▸ Exercise instructions: Transcribe the entries that follow exactly as they appear, minus pictures.

▸ Data lines:

#####

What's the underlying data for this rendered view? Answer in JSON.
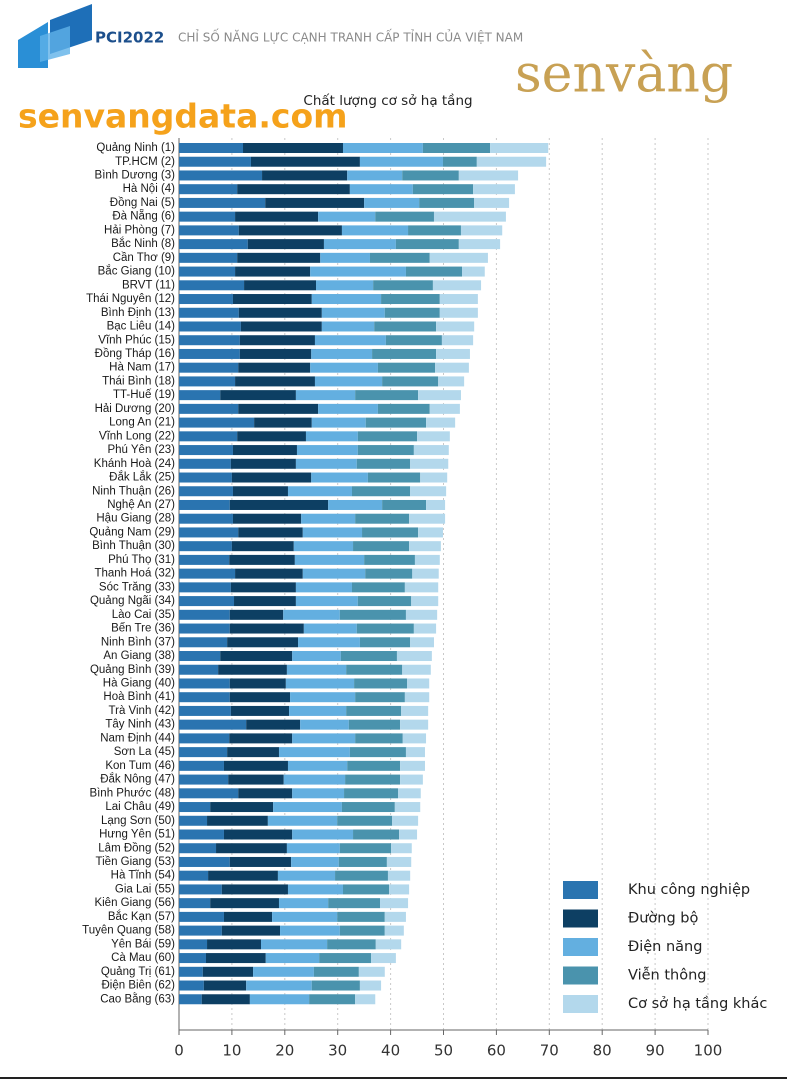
{
  "header": {
    "brand": "PCI2022",
    "subtitle": "CHỈ SỐ NĂNG LỰC CẠNH TRANH CẤP TỈNH CỦA VIỆT NAM",
    "site": "senvangdata.com",
    "logo": "senvàng"
  },
  "chart_data": {
    "type": "bar",
    "orientation": "horizontal",
    "stacked": true,
    "title": "Chất lượng cơ sở hạ tầng",
    "categories": [
      "Quảng Ninh (1)",
      "TP.HCM (2)",
      "Bình Dương (3)",
      "Hà Nội (4)",
      "Đồng Nai (5)",
      "Đà Nẵng (6)",
      "Hải Phòng (7)",
      "Bắc Ninh (8)",
      "Cần Thơ (9)",
      "Bắc Giang (10)",
      "BRVT (11)",
      "Thái Nguyên (12)",
      "Bình Định (13)",
      "Bạc Liêu (14)",
      "Vĩnh Phúc (15)",
      "Đồng Tháp (16)",
      "Hà Nam (17)",
      "Thái Bình (18)",
      "TT-Huế (19)",
      "Hải Dương (20)",
      "Long An (21)",
      "Vĩnh Long (22)",
      "Phú Yên (23)",
      "Khánh Hoà (24)",
      "Đắk Lắk (25)",
      "Ninh Thuận (26)",
      "Nghệ An (27)",
      "Hậu Giang (28)",
      "Quảng Nam (29)",
      "Bình Thuận (30)",
      "Phú Thọ (31)",
      "Thanh Hoá (32)",
      "Sóc Trăng (33)",
      "Quảng Ngãi (34)",
      "Lào Cai (35)",
      "Bến Tre (36)",
      "Ninh Bình (37)",
      "An Giang (38)",
      "Quảng Bình (39)",
      "Hà Giang (40)",
      "Hoà Bình (41)",
      "Trà Vinh (42)",
      "Tây Ninh (43)",
      "Nam Định (44)",
      "Sơn La (45)",
      "Kon Tum (46)",
      "Đắk Nông (47)",
      "Bình Phước (48)",
      "Lai Châu (49)",
      "Lạng Sơn (50)",
      "Hưng Yên (51)",
      "Lâm Đồng (52)",
      "Tiền Giang (53)",
      "Hà Tĩnh (54)",
      "Gia Lai (55)",
      "Kiên Giang (56)",
      "Bắc Kạn (57)",
      "Tuyên Quang (58)",
      "Yên Bái (59)",
      "Cà Mau (60)",
      "Quảng Trị (61)",
      "Điện Biên (62)",
      "Cao Bằng (63)"
    ],
    "series": [
      {
        "name": "Khu công nghiệp",
        "color": "#2a74b0",
        "values": [
          12.1,
          13.6,
          15.7,
          11.0,
          16.3,
          10.6,
          11.3,
          13.0,
          11.0,
          10.6,
          12.3,
          10.2,
          11.3,
          11.7,
          11.5,
          11.5,
          11.2,
          10.6,
          7.8,
          11.2,
          14.2,
          11.0,
          10.2,
          9.8,
          10.0,
          10.2,
          9.6,
          10.2,
          11.2,
          10.0,
          9.5,
          10.6,
          9.8,
          10.4,
          9.6,
          9.6,
          9.1,
          7.8,
          7.4,
          9.6,
          9.6,
          9.8,
          12.7,
          9.5,
          9.1,
          8.5,
          9.3,
          11.2,
          5.9,
          5.3,
          8.5,
          7.0,
          9.6,
          5.5,
          8.1,
          5.9,
          8.5,
          8.1,
          5.3,
          5.1,
          4.5,
          4.7,
          4.3
        ]
      },
      {
        "name": "Đường bộ",
        "color": "#0d3f63",
        "values": [
          18.9,
          20.6,
          16.1,
          21.3,
          18.7,
          15.7,
          19.5,
          14.4,
          15.7,
          14.2,
          13.6,
          14.9,
          15.7,
          15.3,
          14.2,
          13.5,
          13.6,
          15.1,
          14.3,
          15.1,
          10.9,
          13.0,
          12.1,
          12.3,
          15.0,
          10.4,
          18.6,
          12.9,
          12.2,
          11.7,
          12.4,
          12.8,
          12.3,
          11.7,
          10.1,
          14.0,
          13.4,
          13.6,
          13.0,
          10.6,
          11.4,
          11.0,
          10.2,
          11.9,
          9.8,
          12.1,
          10.5,
          10.2,
          11.9,
          11.5,
          12.9,
          13.4,
          11.6,
          13.2,
          12.5,
          13.0,
          9.1,
          11.0,
          10.2,
          11.3,
          9.5,
          8.0,
          9.1
        ]
      },
      {
        "name": "Điện năng",
        "color": "#63afe0",
        "values": [
          15.1,
          15.7,
          10.4,
          11.9,
          10.4,
          10.8,
          12.5,
          13.6,
          9.4,
          18.1,
          10.8,
          13.1,
          11.9,
          9.9,
          13.4,
          11.5,
          12.8,
          12.7,
          11.2,
          11.3,
          10.2,
          9.8,
          11.5,
          11.5,
          10.7,
          12.1,
          10.2,
          10.2,
          11.2,
          11.2,
          13.1,
          11.8,
          10.6,
          11.7,
          10.7,
          10.0,
          11.7,
          9.2,
          11.2,
          12.9,
          12.3,
          10.8,
          9.2,
          11.9,
          13.4,
          11.2,
          11.6,
          9.8,
          13.0,
          13.1,
          11.5,
          10.0,
          9.0,
          10.8,
          10.4,
          9.3,
          12.3,
          11.3,
          12.5,
          10.1,
          11.5,
          12.4,
          11.2
        ]
      },
      {
        "name": "Viễn thông",
        "color": "#4a93ad",
        "values": [
          12.7,
          6.4,
          10.7,
          11.4,
          10.4,
          11.1,
          10.0,
          11.9,
          11.3,
          10.6,
          11.3,
          11.1,
          10.4,
          11.7,
          10.6,
          12.1,
          10.8,
          10.6,
          11.9,
          9.8,
          11.4,
          11.2,
          10.6,
          10.1,
          9.9,
          11.0,
          8.3,
          10.2,
          10.6,
          10.6,
          9.6,
          8.9,
          10.0,
          10.1,
          12.5,
          10.8,
          9.5,
          10.6,
          10.6,
          10.0,
          9.4,
          10.4,
          9.7,
          9.0,
          10.6,
          10.0,
          10.4,
          10.2,
          10.0,
          10.4,
          8.7,
          9.7,
          9.1,
          10.0,
          8.7,
          9.8,
          9.0,
          8.5,
          9.2,
          9.8,
          8.5,
          9.1,
          8.7
        ]
      },
      {
        "name": "Cơ sở hạ tầng khác",
        "color": "#b3d8ec",
        "values": [
          11.0,
          13.1,
          11.2,
          7.9,
          6.6,
          13.6,
          7.8,
          7.8,
          11.0,
          4.3,
          9.1,
          7.2,
          7.2,
          7.2,
          5.9,
          6.4,
          6.4,
          4.9,
          8.1,
          5.7,
          5.5,
          6.2,
          6.6,
          7.2,
          5.1,
          6.8,
          3.6,
          6.8,
          4.7,
          6.0,
          4.7,
          5.0,
          6.3,
          5.1,
          5.9,
          4.2,
          4.5,
          6.6,
          5.4,
          4.2,
          4.6,
          5.1,
          5.3,
          4.4,
          3.6,
          4.7,
          4.3,
          4.3,
          4.8,
          4.9,
          3.4,
          3.9,
          4.6,
          4.2,
          3.8,
          5.3,
          4.0,
          3.6,
          4.8,
          4.7,
          4.9,
          4.0,
          3.8
        ]
      }
    ],
    "xlim": [
      0,
      100
    ],
    "xticks": [
      0,
      10,
      20,
      30,
      40,
      50,
      60,
      70,
      80,
      90,
      100
    ],
    "grid": true,
    "legend": "lower right"
  }
}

#####

▸ Response below:
What's the underlying data for this rendered view? Answer in JSON.
{
  "header": {
    "brand": "PCI2022",
    "subtitle": "CHỈ SỐ NĂNG LỰC CẠNH TRANH CẤP TỈNH CỦA VIỆT NAM",
    "site": "senvangdata.com",
    "logo": "senvàng"
  },
  "chart_data": {
    "type": "bar",
    "orientation": "horizontal",
    "stacked": true,
    "title": "Chất lượng cơ sở hạ tầng",
    "categories": [
      "Quảng Ninh (1)",
      "TP.HCM (2)",
      "Bình Dương (3)",
      "Hà Nội (4)",
      "Đồng Nai (5)",
      "Đà Nẵng (6)",
      "Hải Phòng (7)",
      "Bắc Ninh (8)",
      "Cần Thơ (9)",
      "Bắc Giang (10)",
      "BRVT (11)",
      "Thái Nguyên (12)",
      "Bình Định (13)",
      "Bạc Liêu (14)",
      "Vĩnh Phúc (15)",
      "Đồng Tháp (16)",
      "Hà Nam (17)",
      "Thái Bình (18)",
      "TT-Huế (19)",
      "Hải Dương (20)",
      "Long An (21)",
      "Vĩnh Long (22)",
      "Phú Yên (23)",
      "Khánh Hoà (24)",
      "Đắk Lắk (25)",
      "Ninh Thuận (26)",
      "Nghệ An (27)",
      "Hậu Giang (28)",
      "Quảng Nam (29)",
      "Bình Thuận (30)",
      "Phú Thọ (31)",
      "Thanh Hoá (32)",
      "Sóc Trăng (33)",
      "Quảng Ngãi (34)",
      "Lào Cai (35)",
      "Bến Tre (36)",
      "Ninh Bình (37)",
      "An Giang (38)",
      "Quảng Bình (39)",
      "Hà Giang (40)",
      "Hoà Bình (41)",
      "Trà Vinh (42)",
      "Tây Ninh (43)",
      "Nam Định (44)",
      "Sơn La (45)",
      "Kon Tum (46)",
      "Đắk Nông (47)",
      "Bình Phước (48)",
      "Lai Châu (49)",
      "Lạng Sơn (50)",
      "Hưng Yên (51)",
      "Lâm Đồng (52)",
      "Tiền Giang (53)",
      "Hà Tĩnh (54)",
      "Gia Lai (55)",
      "Kiên Giang (56)",
      "Bắc Kạn (57)",
      "Tuyên Quang (58)",
      "Yên Bái (59)",
      "Cà Mau (60)",
      "Quảng Trị (61)",
      "Điện Biên (62)",
      "Cao Bằng (63)"
    ],
    "series": [
      {
        "name": "Khu công nghiệp",
        "color": "#2a74b0",
        "values": [
          12.1,
          13.6,
          15.7,
          11.0,
          16.3,
          10.6,
          11.3,
          13.0,
          11.0,
          10.6,
          12.3,
          10.2,
          11.3,
          11.7,
          11.5,
          11.5,
          11.2,
          10.6,
          7.8,
          11.2,
          14.2,
          11.0,
          10.2,
          9.8,
          10.0,
          10.2,
          9.6,
          10.2,
          11.2,
          10.0,
          9.5,
          10.6,
          9.8,
          10.4,
          9.6,
          9.6,
          9.1,
          7.8,
          7.4,
          9.6,
          9.6,
          9.8,
          12.7,
          9.5,
          9.1,
          8.5,
          9.3,
          11.2,
          5.9,
          5.3,
          8.5,
          7.0,
          9.6,
          5.5,
          8.1,
          5.9,
          8.5,
          8.1,
          5.3,
          5.1,
          4.5,
          4.7,
          4.3
        ]
      },
      {
        "name": "Đường bộ",
        "color": "#0d3f63",
        "values": [
          18.9,
          20.6,
          16.1,
          21.3,
          18.7,
          15.7,
          19.5,
          14.4,
          15.7,
          14.2,
          13.6,
          14.9,
          15.7,
          15.3,
          14.2,
          13.5,
          13.6,
          15.1,
          14.3,
          15.1,
          10.9,
          13.0,
          12.1,
          12.3,
          15.0,
          10.4,
          18.6,
          12.9,
          12.2,
          11.7,
          12.4,
          12.8,
          12.3,
          11.7,
          10.1,
          14.0,
          13.4,
          13.6,
          13.0,
          10.6,
          11.4,
          11.0,
          10.2,
          11.9,
          9.8,
          12.1,
          10.5,
          10.2,
          11.9,
          11.5,
          12.9,
          13.4,
          11.6,
          13.2,
          12.5,
          13.0,
          9.1,
          11.0,
          10.2,
          11.3,
          9.5,
          8.0,
          9.1
        ]
      },
      {
        "name": "Điện năng",
        "color": "#63afe0",
        "values": [
          15.1,
          15.7,
          10.4,
          11.9,
          10.4,
          10.8,
          12.5,
          13.6,
          9.4,
          18.1,
          10.8,
          13.1,
          11.9,
          9.9,
          13.4,
          11.5,
          12.8,
          12.7,
          11.2,
          11.3,
          10.2,
          9.8,
          11.5,
          11.5,
          10.7,
          12.1,
          10.2,
          10.2,
          11.2,
          11.2,
          13.1,
          11.8,
          10.6,
          11.7,
          10.7,
          10.0,
          11.7,
          9.2,
          11.2,
          12.9,
          12.3,
          10.8,
          9.2,
          11.9,
          13.4,
          11.2,
          11.6,
          9.8,
          13.0,
          13.1,
          11.5,
          10.0,
          9.0,
          10.8,
          10.4,
          9.3,
          12.3,
          11.3,
          12.5,
          10.1,
          11.5,
          12.4,
          11.2
        ]
      },
      {
        "name": "Viễn thông",
        "color": "#4a93ad",
        "values": [
          12.7,
          6.4,
          10.7,
          11.4,
          10.4,
          11.1,
          10.0,
          11.9,
          11.3,
          10.6,
          11.3,
          11.1,
          10.4,
          11.7,
          10.6,
          12.1,
          10.8,
          10.6,
          11.9,
          9.8,
          11.4,
          11.2,
          10.6,
          10.1,
          9.9,
          11.0,
          8.3,
          10.2,
          10.6,
          10.6,
          9.6,
          8.9,
          10.0,
          10.1,
          12.5,
          10.8,
          9.5,
          10.6,
          10.6,
          10.0,
          9.4,
          10.4,
          9.7,
          9.0,
          10.6,
          10.0,
          10.4,
          10.2,
          10.0,
          10.4,
          8.7,
          9.7,
          9.1,
          10.0,
          8.7,
          9.8,
          9.0,
          8.5,
          9.2,
          9.8,
          8.5,
          9.1,
          8.7
        ]
      },
      {
        "name": "Cơ sở hạ tầng khác",
        "color": "#b3d8ec",
        "values": [
          11.0,
          13.1,
          11.2,
          7.9,
          6.6,
          13.6,
          7.8,
          7.8,
          11.0,
          4.3,
          9.1,
          7.2,
          7.2,
          7.2,
          5.9,
          6.4,
          6.4,
          4.9,
          8.1,
          5.7,
          5.5,
          6.2,
          6.6,
          7.2,
          5.1,
          6.8,
          3.6,
          6.8,
          4.7,
          6.0,
          4.7,
          5.0,
          6.3,
          5.1,
          5.9,
          4.2,
          4.5,
          6.6,
          5.4,
          4.2,
          4.6,
          5.1,
          5.3,
          4.4,
          3.6,
          4.7,
          4.3,
          4.3,
          4.8,
          4.9,
          3.4,
          3.9,
          4.6,
          4.2,
          3.8,
          5.3,
          4.0,
          3.6,
          4.8,
          4.7,
          4.9,
          4.0,
          3.8
        ]
      }
    ],
    "xlim": [
      0,
      100
    ],
    "xticks": [
      0,
      10,
      20,
      30,
      40,
      50,
      60,
      70,
      80,
      90,
      100
    ],
    "grid": true,
    "legend": "lower right"
  }
}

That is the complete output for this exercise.